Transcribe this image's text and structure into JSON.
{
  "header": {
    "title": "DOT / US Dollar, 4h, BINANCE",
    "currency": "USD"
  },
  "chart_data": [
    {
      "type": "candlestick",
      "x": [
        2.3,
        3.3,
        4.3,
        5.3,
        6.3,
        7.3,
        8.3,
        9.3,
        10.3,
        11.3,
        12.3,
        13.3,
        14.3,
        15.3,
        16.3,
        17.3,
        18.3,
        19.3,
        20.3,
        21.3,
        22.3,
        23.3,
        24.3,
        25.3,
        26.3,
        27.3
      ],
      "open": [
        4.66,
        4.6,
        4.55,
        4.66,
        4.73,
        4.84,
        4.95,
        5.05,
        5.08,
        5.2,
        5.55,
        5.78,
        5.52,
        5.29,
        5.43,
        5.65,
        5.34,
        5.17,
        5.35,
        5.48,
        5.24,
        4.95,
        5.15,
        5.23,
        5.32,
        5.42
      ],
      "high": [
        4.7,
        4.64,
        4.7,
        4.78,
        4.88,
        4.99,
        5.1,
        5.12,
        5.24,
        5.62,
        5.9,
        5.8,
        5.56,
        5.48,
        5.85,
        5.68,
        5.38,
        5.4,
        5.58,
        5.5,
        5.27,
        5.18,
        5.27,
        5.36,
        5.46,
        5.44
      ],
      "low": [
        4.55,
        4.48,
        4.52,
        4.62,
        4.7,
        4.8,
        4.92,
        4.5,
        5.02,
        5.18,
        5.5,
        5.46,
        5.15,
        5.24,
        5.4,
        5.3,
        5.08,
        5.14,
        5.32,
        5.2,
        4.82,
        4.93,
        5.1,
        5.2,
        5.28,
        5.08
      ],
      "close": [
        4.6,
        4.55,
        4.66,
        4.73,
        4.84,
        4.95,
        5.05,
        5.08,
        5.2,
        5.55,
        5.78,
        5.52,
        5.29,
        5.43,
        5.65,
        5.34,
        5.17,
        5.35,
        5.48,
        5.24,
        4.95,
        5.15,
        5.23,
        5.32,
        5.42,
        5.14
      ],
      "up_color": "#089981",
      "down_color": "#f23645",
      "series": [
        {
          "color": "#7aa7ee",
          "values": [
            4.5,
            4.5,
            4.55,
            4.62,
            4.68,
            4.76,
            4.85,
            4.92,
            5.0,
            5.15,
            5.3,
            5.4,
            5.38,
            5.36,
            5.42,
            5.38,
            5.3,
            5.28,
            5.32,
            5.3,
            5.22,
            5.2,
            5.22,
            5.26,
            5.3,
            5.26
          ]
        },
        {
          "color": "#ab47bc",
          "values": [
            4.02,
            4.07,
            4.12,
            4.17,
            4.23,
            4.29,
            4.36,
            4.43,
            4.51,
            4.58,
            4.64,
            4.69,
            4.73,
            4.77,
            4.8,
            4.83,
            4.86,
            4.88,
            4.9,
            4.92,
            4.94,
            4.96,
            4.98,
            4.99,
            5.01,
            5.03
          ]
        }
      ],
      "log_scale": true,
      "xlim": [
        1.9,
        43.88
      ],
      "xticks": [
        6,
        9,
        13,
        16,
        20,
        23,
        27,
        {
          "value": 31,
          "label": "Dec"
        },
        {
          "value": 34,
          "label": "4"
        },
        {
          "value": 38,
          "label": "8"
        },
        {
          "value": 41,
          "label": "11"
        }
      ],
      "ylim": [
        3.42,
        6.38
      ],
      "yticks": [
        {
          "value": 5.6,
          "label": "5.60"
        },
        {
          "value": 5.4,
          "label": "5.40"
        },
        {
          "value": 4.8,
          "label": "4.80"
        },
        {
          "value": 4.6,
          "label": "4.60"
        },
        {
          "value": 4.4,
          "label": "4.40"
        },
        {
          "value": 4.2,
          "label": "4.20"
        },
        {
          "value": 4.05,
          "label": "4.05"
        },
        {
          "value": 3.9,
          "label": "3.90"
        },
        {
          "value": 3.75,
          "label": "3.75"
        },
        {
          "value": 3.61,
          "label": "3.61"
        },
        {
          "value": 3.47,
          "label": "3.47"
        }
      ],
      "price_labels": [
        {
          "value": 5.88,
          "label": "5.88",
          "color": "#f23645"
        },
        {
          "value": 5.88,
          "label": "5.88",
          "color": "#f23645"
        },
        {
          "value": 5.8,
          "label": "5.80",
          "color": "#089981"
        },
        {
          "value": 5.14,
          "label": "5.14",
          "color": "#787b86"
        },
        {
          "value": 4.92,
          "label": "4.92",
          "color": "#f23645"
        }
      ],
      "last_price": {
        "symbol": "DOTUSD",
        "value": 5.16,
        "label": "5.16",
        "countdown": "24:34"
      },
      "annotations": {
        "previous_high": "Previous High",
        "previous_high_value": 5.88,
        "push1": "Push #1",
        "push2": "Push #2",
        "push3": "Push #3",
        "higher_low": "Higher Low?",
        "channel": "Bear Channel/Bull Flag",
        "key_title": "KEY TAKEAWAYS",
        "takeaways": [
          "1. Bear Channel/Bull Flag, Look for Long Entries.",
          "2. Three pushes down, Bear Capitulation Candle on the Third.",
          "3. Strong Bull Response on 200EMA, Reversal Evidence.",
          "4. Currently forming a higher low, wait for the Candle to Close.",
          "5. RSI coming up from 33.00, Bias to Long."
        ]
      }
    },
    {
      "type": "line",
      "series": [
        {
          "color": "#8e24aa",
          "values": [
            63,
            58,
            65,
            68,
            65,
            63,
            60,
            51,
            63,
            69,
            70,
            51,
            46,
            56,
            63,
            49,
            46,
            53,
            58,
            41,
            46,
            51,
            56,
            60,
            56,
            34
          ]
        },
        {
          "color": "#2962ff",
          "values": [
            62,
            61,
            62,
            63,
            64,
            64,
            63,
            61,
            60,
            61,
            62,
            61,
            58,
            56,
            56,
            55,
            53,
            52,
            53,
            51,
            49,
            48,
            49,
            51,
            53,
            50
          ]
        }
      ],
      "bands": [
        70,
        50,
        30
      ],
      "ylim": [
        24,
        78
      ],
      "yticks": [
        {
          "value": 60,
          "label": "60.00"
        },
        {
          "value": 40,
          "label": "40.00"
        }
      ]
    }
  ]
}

• • • • •

Each line above must be reproduced exactly as it stands.

Transcribe this image's text and structure into JSON.
{
  "header": {
    "title": "DOT / US Dollar, 4h, BINANCE",
    "currency": "USD"
  },
  "chart_data": [
    {
      "type": "candlestick",
      "x": [
        2.3,
        3.3,
        4.3,
        5.3,
        6.3,
        7.3,
        8.3,
        9.3,
        10.3,
        11.3,
        12.3,
        13.3,
        14.3,
        15.3,
        16.3,
        17.3,
        18.3,
        19.3,
        20.3,
        21.3,
        22.3,
        23.3,
        24.3,
        25.3,
        26.3,
        27.3
      ],
      "open": [
        4.66,
        4.6,
        4.55,
        4.66,
        4.73,
        4.84,
        4.95,
        5.05,
        5.08,
        5.2,
        5.55,
        5.78,
        5.52,
        5.29,
        5.43,
        5.65,
        5.34,
        5.17,
        5.35,
        5.48,
        5.24,
        4.95,
        5.15,
        5.23,
        5.32,
        5.42
      ],
      "high": [
        4.7,
        4.64,
        4.7,
        4.78,
        4.88,
        4.99,
        5.1,
        5.12,
        5.24,
        5.62,
        5.9,
        5.8,
        5.56,
        5.48,
        5.85,
        5.68,
        5.38,
        5.4,
        5.58,
        5.5,
        5.27,
        5.18,
        5.27,
        5.36,
        5.46,
        5.44
      ],
      "low": [
        4.55,
        4.48,
        4.52,
        4.62,
        4.7,
        4.8,
        4.92,
        4.5,
        5.02,
        5.18,
        5.5,
        5.46,
        5.15,
        5.24,
        5.4,
        5.3,
        5.08,
        5.14,
        5.32,
        5.2,
        4.82,
        4.93,
        5.1,
        5.2,
        5.28,
        5.08
      ],
      "close": [
        4.6,
        4.55,
        4.66,
        4.73,
        4.84,
        4.95,
        5.05,
        5.08,
        5.2,
        5.55,
        5.78,
        5.52,
        5.29,
        5.43,
        5.65,
        5.34,
        5.17,
        5.35,
        5.48,
        5.24,
        4.95,
        5.15,
        5.23,
        5.32,
        5.42,
        5.14
      ],
      "up_color": "#089981",
      "down_color": "#f23645",
      "series": [
        {
          "color": "#7aa7ee",
          "values": [
            4.5,
            4.5,
            4.55,
            4.62,
            4.68,
            4.76,
            4.85,
            4.92,
            5.0,
            5.15,
            5.3,
            5.4,
            5.38,
            5.36,
            5.42,
            5.38,
            5.3,
            5.28,
            5.32,
            5.3,
            5.22,
            5.2,
            5.22,
            5.26,
            5.3,
            5.26
          ]
        },
        {
          "color": "#ab47bc",
          "values": [
            4.02,
            4.07,
            4.12,
            4.17,
            4.23,
            4.29,
            4.36,
            4.43,
            4.51,
            4.58,
            4.64,
            4.69,
            4.73,
            4.77,
            4.8,
            4.83,
            4.86,
            4.88,
            4.9,
            4.92,
            4.94,
            4.96,
            4.98,
            4.99,
            5.01,
            5.03
          ]
        }
      ],
      "log_scale": true,
      "xlim": [
        1.9,
        43.88
      ],
      "xticks": [
        6,
        9,
        13,
        16,
        20,
        23,
        27,
        {
          "value": 31,
          "label": "Dec"
        },
        {
          "value": 34,
          "label": "4"
        },
        {
          "value": 38,
          "label": "8"
        },
        {
          "value": 41,
          "label": "11"
        }
      ],
      "ylim": [
        3.42,
        6.38
      ],
      "yticks": [
        {
          "value": 5.6,
          "label": "5.60"
        },
        {
          "value": 5.4,
          "label": "5.40"
        },
        {
          "value": 4.8,
          "label": "4.80"
        },
        {
          "value": 4.6,
          "label": "4.60"
        },
        {
          "value": 4.4,
          "label": "4.40"
        },
        {
          "value": 4.2,
          "label": "4.20"
        },
        {
          "value": 4.05,
          "label": "4.05"
        },
        {
          "value": 3.9,
          "label": "3.90"
        },
        {
          "value": 3.75,
          "label": "3.75"
        },
        {
          "value": 3.61,
          "label": "3.61"
        },
        {
          "value": 3.47,
          "label": "3.47"
        }
      ],
      "price_labels": [
        {
          "value": 5.88,
          "label": "5.88",
          "color": "#f23645"
        },
        {
          "value": 5.88,
          "label": "5.88",
          "color": "#f23645"
        },
        {
          "value": 5.8,
          "label": "5.80",
          "color": "#089981"
        },
        {
          "value": 5.14,
          "label": "5.14",
          "color": "#787b86"
        },
        {
          "value": 4.92,
          "label": "4.92",
          "color": "#f23645"
        }
      ],
      "last_price": {
        "symbol": "DOTUSD",
        "value": 5.16,
        "label": "5.16",
        "countdown": "24:34"
      },
      "annotations": {
        "previous_high": "Previous High",
        "previous_high_value": 5.88,
        "push1": "Push #1",
        "push2": "Push #2",
        "push3": "Push #3",
        "higher_low": "Higher Low?",
        "channel": "Bear Channel/Bull Flag",
        "key_title": "KEY TAKEAWAYS",
        "takeaways": [
          "1. Bear Channel/Bull Flag, Look for Long Entries.",
          "2. Three pushes down, Bear Capitulation Candle on the Third.",
          "3. Strong Bull Response on 200EMA, Reversal Evidence.",
          "4. Currently forming a higher low, wait for the Candle to Close.",
          "5. RSI coming up from 33.00, Bias to Long."
        ]
      }
    },
    {
      "type": "line",
      "series": [
        {
          "color": "#8e24aa",
          "values": [
            63,
            58,
            65,
            68,
            65,
            63,
            60,
            51,
            63,
            69,
            70,
            51,
            46,
            56,
            63,
            49,
            46,
            53,
            58,
            41,
            46,
            51,
            56,
            60,
            56,
            34
          ]
        },
        {
          "color": "#2962ff",
          "values": [
            62,
            61,
            62,
            63,
            64,
            64,
            63,
            61,
            60,
            61,
            62,
            61,
            58,
            56,
            56,
            55,
            53,
            52,
            53,
            51,
            49,
            48,
            49,
            51,
            53,
            50
          ]
        }
      ],
      "bands": [
        70,
        50,
        30
      ],
      "ylim": [
        24,
        78
      ],
      "yticks": [
        {
          "value": 60,
          "label": "60.00"
        },
        {
          "value": 40,
          "label": "40.00"
        }
      ]
    }
  ]
}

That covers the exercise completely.